Extracted data entries:
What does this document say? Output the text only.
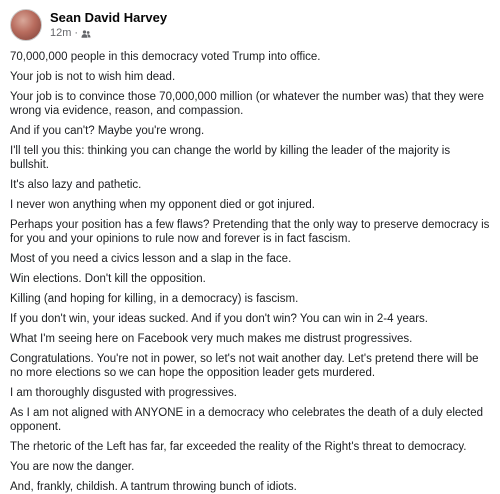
Sean David Harvey
12m ·

70,000,000 people in this democracy voted Trump into office.

Your job is not to wish him dead.

Your job is to convince those 70,000,000 million (or whatever the number was) that they were wrong via evidence, reason, and compassion.

And if you can't? Maybe you're wrong.

I'll tell you this: thinking you can change the world by killing the leader of the majority is bullshit.

It's also lazy and pathetic.

I never won anything when my opponent died or got injured.

Perhaps your position has a few flaws? Pretending that the only way to preserve democracy is for you and your opinions to rule now and forever is in fact fascism.

Most of you need a civics lesson and a slap in the face.

Win elections. Don't kill the opposition.

Killing (and hoping for killing, in a democracy) is fascism.

If you don't win, your ideas sucked. And if you don't win? You can win in 2-4 years.

What I'm seeing here on Facebook very much makes me distrust progressives.

Congratulations. You're not in power, so let's not wait another day. Let's pretend there will be no more elections so we can hope the opposition leader gets murdered.

I am thoroughly disgusted with progressives.

As I am not aligned with ANYONE in a democracy who celebrates the death of a duly elected opponent.

The rhetoric of the Left has far, far exceeded the reality of the Right's threat to democracy.

You are now the danger.

And, frankly, childish. A tantrum throwing bunch of idiots.
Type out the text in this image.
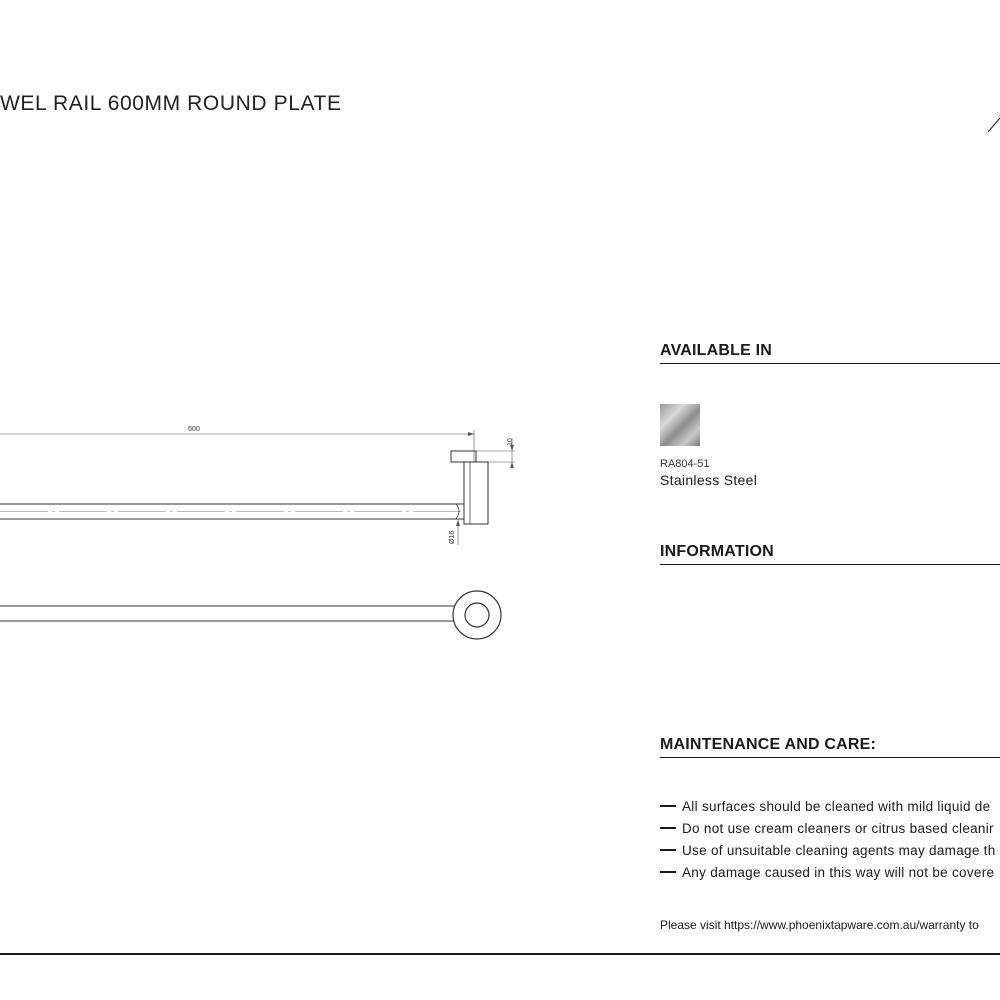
WEL RAIL 600MM ROUND PLATE
600
10
Ø16
AVAILABLE IN
RA804-51
Stainless Steel
INFORMATION
MAINTENANCE AND CARE:
All surfaces should be cleaned with mild liquid de
Do not use cream cleaners or citrus based cleanir
Use of unsuitable cleaning agents may damage th
Any damage caused in this way will not be covere
Please visit https://www.phoenixtapware.com.au/warranty to
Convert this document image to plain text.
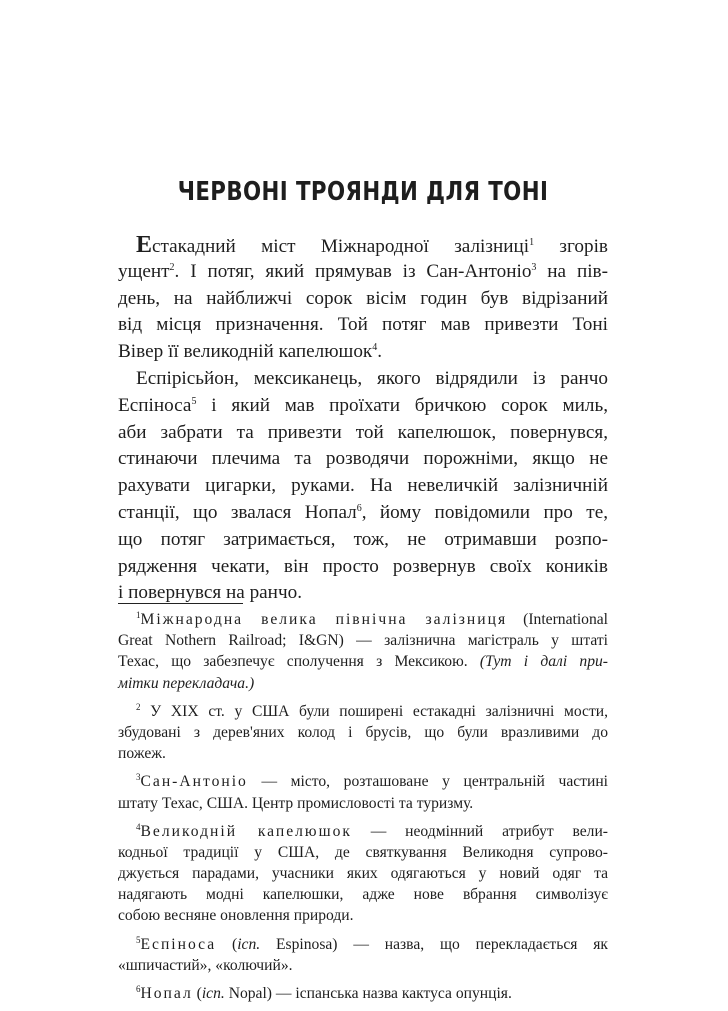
ЧЕРВОНІ ТРОЯНДИ ДЛЯ ТОНІ
Естакадний міст Міжнародної залізниці$^1$ згорів
ущент$^2$. І потяг, який прямував із Сан-Антоніо$^3$ на пів-
день, на найближчі сорок вісім годин був відрізаний
від місця призначення. Той потяг мав привезти Тоні
Вівер її великодній капелюшок$^4$.
Еспірісьйон, мексиканець, якого відрядили із ранчо
Еспіноса$^5$ і який мав проїхати бричкою сорок миль,
аби забрати та привезти той капелюшок, повернувся,
стинаючи плечима та розводячи порожніми, якщо не
рахувати цигарки, руками. На невеличкій залізничній
станції, що звалася Нопал$^6$, йому повідомили про те,
що потяг затримається, тож, не отримавши розпо-
рядження чекати, він просто розвернув своїх коників
і повернувся на ранчо.
$^1$Міжнародна велика північна залізниця (International
Great Nothern Railroad; I&GN) — залізнична магістраль у штаті
Техас, що забезпечує сполучення з Мексикою. (Тут і далі при-
мітки перекладача.)
$^2$ У ХІХ ст. у США були поширені естакадні залізничні мости,
збудовані з дерев'яних колод і брусів, що були вразливими до
пожеж.
$^3$Сан-Антоніо — місто, розташоване у центральній частині
штату Техас, США. Центр промисловості та туризму.
$^4$Великодній капелюшок — неодмінний атрибут вели-
кодньої традиції у США, де святкування Великодня супрово-
джується парадами, учасники яких одягаються у новий одяг та
надягають модні капелюшки, адже нове вбрання символізує
собою весняне оновлення природи.
$^5$Еспіноса (ісп. Espinosa) — назва, що перекладається як
«шпичастий», «колючий».
$^6$Нопал (ісп. Nopal) — іспанська назва кактуса опунція.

:: TASK DETAILS ::
Output a single number: how many lines contain the word "Нопал".

:: WRITTEN ANSWER ::
2